WHAT IS ASKED — Pull every line containing "每週進貨量" from the entries.

[begin DATA SUPPLIED]

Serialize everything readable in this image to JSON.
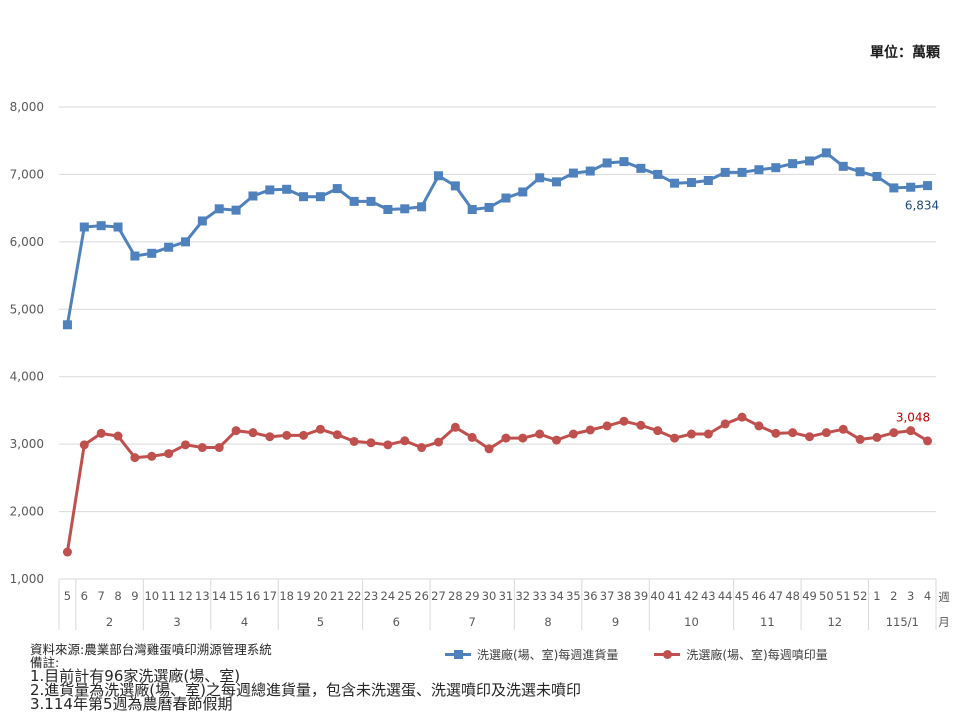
{
  "unit_label": "單位：萬顆",
  "colors": {
    "intake": "#4F81BD",
    "stamped": "#C0504D",
    "stamped_label": "#C00000",
    "intake_label": "#1F497D",
    "grid": "#D9D9D9"
  },
  "legend": {
    "intake": "洗選廠(場、室)每週進貨量",
    "stamped": "洗選廠(場、室)每週噴印量"
  },
  "axis_suffix": {
    "week": "週",
    "month": "月"
  },
  "notes": {
    "source": "資料來源:農業部台灣雞蛋噴印溯源管理系統",
    "remark_title": "備註:",
    "items": [
      "1.目前計有96家洗選廠(場、室)",
      "2.進貨量為洗選廠(場、室)之每週總進貨量，包含未洗選蛋、洗選噴印及洗選未噴印",
      "3.114年第5週為農曆春節假期"
    ]
  },
  "chart_data": {
    "type": "line",
    "title": "",
    "xlabel": "週 / 月",
    "ylabel": "萬顆",
    "ylim": [
      1000,
      8000
    ],
    "yticks": [
      "1,000",
      "2,000",
      "3,000",
      "4,000",
      "5,000",
      "6,000",
      "7,000",
      "8,000"
    ],
    "grid": true,
    "legend_position": "bottom",
    "weeks": [
      "5",
      "6",
      "7",
      "8",
      "9",
      "10",
      "11",
      "12",
      "13",
      "14",
      "15",
      "16",
      "17",
      "18",
      "19",
      "20",
      "21",
      "22",
      "23",
      "24",
      "25",
      "26",
      "27",
      "28",
      "29",
      "30",
      "31",
      "32",
      "33",
      "34",
      "35",
      "36",
      "37",
      "38",
      "39",
      "40",
      "41",
      "42",
      "43",
      "44",
      "45",
      "46",
      "47",
      "48",
      "49",
      "50",
      "51",
      "52",
      "1",
      "2",
      "3",
      "4"
    ],
    "month_groups": [
      {
        "label": "",
        "count": 1
      },
      {
        "label": "2",
        "count": 4
      },
      {
        "label": "3",
        "count": 4
      },
      {
        "label": "4",
        "count": 4
      },
      {
        "label": "5",
        "count": 5
      },
      {
        "label": "6",
        "count": 4
      },
      {
        "label": "7",
        "count": 5
      },
      {
        "label": "8",
        "count": 4
      },
      {
        "label": "9",
        "count": 4
      },
      {
        "label": "10",
        "count": 5
      },
      {
        "label": "11",
        "count": 4
      },
      {
        "label": "12",
        "count": 4
      },
      {
        "label": "115/1",
        "count": 4
      }
    ],
    "series": [
      {
        "name": "洗選廠(場、室)每週進貨量",
        "marker": "square",
        "values": [
          4770,
          6220,
          6240,
          6220,
          5790,
          5830,
          5920,
          6000,
          6310,
          6490,
          6470,
          6680,
          6770,
          6780,
          6670,
          6670,
          6790,
          6600,
          6600,
          6480,
          6490,
          6520,
          6980,
          6830,
          6480,
          6510,
          6650,
          6740,
          6950,
          6890,
          7020,
          7050,
          7170,
          7190,
          7090,
          7000,
          6870,
          6880,
          6910,
          7030,
          7030,
          7070,
          7100,
          7160,
          7200,
          7320,
          7120,
          7040,
          6970,
          6800,
          6810,
          6834
        ],
        "end_label": "6,834"
      },
      {
        "name": "洗選廠(場、室)每週噴印量",
        "marker": "circle",
        "values": [
          1400,
          2990,
          3160,
          3120,
          2800,
          2820,
          2860,
          2990,
          2950,
          2950,
          3200,
          3170,
          3110,
          3130,
          3130,
          3220,
          3140,
          3040,
          3020,
          2990,
          3050,
          2950,
          3030,
          3250,
          3100,
          2930,
          3090,
          3090,
          3150,
          3060,
          3150,
          3210,
          3270,
          3340,
          3280,
          3200,
          3090,
          3150,
          3150,
          3300,
          3400,
          3270,
          3160,
          3170,
          3110,
          3170,
          3220,
          3070,
          3100,
          3170,
          3200,
          3048
        ],
        "end_label": "3,048"
      }
    ]
  }
}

[end DATA SUPPLIED]

ANSWER TO THIS PROBLEM —
    "intake": "洗選廠(場、室)每週進貨量",
        "name": "洗選廠(場、室)每週進貨量",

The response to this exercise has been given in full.